* [PROBLEM REQUIREMENTS]:
From the records below, extract all the text exactly and leave the images behind.

* [RECORDED INFORMATION]:
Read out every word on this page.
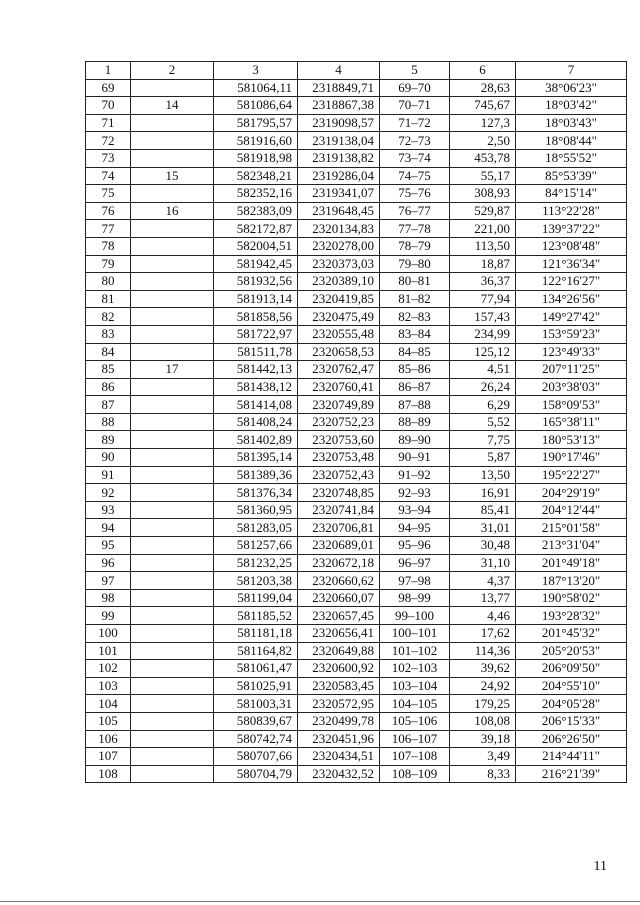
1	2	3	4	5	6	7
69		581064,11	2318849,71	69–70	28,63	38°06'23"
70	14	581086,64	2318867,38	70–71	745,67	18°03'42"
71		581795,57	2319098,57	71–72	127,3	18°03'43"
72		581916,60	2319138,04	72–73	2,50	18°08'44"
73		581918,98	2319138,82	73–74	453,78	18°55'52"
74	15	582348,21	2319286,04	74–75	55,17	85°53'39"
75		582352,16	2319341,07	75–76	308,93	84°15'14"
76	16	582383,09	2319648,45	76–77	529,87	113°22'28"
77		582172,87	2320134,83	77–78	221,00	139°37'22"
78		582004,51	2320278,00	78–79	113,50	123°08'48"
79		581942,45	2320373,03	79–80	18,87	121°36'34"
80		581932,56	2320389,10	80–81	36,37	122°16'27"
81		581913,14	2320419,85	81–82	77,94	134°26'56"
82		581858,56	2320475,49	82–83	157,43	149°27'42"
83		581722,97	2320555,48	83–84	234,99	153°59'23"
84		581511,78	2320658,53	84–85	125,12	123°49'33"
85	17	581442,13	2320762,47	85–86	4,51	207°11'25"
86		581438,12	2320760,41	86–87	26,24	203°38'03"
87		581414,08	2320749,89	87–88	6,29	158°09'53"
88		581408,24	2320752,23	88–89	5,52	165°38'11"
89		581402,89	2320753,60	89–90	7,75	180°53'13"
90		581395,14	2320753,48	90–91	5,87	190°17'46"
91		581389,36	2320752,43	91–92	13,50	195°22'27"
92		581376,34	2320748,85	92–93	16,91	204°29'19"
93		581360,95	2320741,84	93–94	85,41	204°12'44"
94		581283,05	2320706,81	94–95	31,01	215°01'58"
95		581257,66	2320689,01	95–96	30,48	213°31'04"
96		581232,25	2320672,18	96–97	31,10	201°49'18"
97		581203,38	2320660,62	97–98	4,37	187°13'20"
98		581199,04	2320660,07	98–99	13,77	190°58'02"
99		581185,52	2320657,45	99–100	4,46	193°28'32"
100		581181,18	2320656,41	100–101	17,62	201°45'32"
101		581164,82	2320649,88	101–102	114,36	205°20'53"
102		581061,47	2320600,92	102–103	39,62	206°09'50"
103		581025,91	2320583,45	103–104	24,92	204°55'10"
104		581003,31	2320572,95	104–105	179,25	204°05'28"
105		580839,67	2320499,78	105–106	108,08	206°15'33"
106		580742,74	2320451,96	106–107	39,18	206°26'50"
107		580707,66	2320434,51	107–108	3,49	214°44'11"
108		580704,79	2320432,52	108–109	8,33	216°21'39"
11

* [SOLUTION]:
Read out every word on this page.
1	2	3	4	5	6	7
69		581064,11	2318849,71	69–70	28,63	38°06'23"
70	14	581086,64	2318867,38	70–71	745,67	18°03'42"
71		581795,57	2319098,57	71–72	127,3	18°03'43"
72		581916,60	2319138,04	72–73	2,50	18°08'44"
73		581918,98	2319138,82	73–74	453,78	18°55'52"
74	15	582348,21	2319286,04	74–75	55,17	85°53'39"
75		582352,16	2319341,07	75–76	308,93	84°15'14"
76	16	582383,09	2319648,45	76–77	529,87	113°22'28"
77		582172,87	2320134,83	77–78	221,00	139°37'22"
78		582004,51	2320278,00	78–79	113,50	123°08'48"
79		581942,45	2320373,03	79–80	18,87	121°36'34"
80		581932,56	2320389,10	80–81	36,37	122°16'27"
81		581913,14	2320419,85	81–82	77,94	134°26'56"
82		581858,56	2320475,49	82–83	157,43	149°27'42"
83		581722,97	2320555,48	83–84	234,99	153°59'23"
84		581511,78	2320658,53	84–85	125,12	123°49'33"
85	17	581442,13	2320762,47	85–86	4,51	207°11'25"
86		581438,12	2320760,41	86–87	26,24	203°38'03"
87		581414,08	2320749,89	87–88	6,29	158°09'53"
88		581408,24	2320752,23	88–89	5,52	165°38'11"
89		581402,89	2320753,60	89–90	7,75	180°53'13"
90		581395,14	2320753,48	90–91	5,87	190°17'46"
91		581389,36	2320752,43	91–92	13,50	195°22'27"
92		581376,34	2320748,85	92–93	16,91	204°29'19"
93		581360,95	2320741,84	93–94	85,41	204°12'44"
94		581283,05	2320706,81	94–95	31,01	215°01'58"
95		581257,66	2320689,01	95–96	30,48	213°31'04"
96		581232,25	2320672,18	96–97	31,10	201°49'18"
97		581203,38	2320660,62	97–98	4,37	187°13'20"
98		581199,04	2320660,07	98–99	13,77	190°58'02"
99		581185,52	2320657,45	99–100	4,46	193°28'32"
100		581181,18	2320656,41	100–101	17,62	201°45'32"
101		581164,82	2320649,88	101–102	114,36	205°20'53"
102		581061,47	2320600,92	102–103	39,62	206°09'50"
103		581025,91	2320583,45	103–104	24,92	204°55'10"
104		581003,31	2320572,95	104–105	179,25	204°05'28"
105		580839,67	2320499,78	105–106	108,08	206°15'33"
106		580742,74	2320451,96	106–107	39,18	206°26'50"
107		580707,66	2320434,51	107–108	3,49	214°44'11"
108		580704,79	2320432,52	108–109	8,33	216°21'39"
11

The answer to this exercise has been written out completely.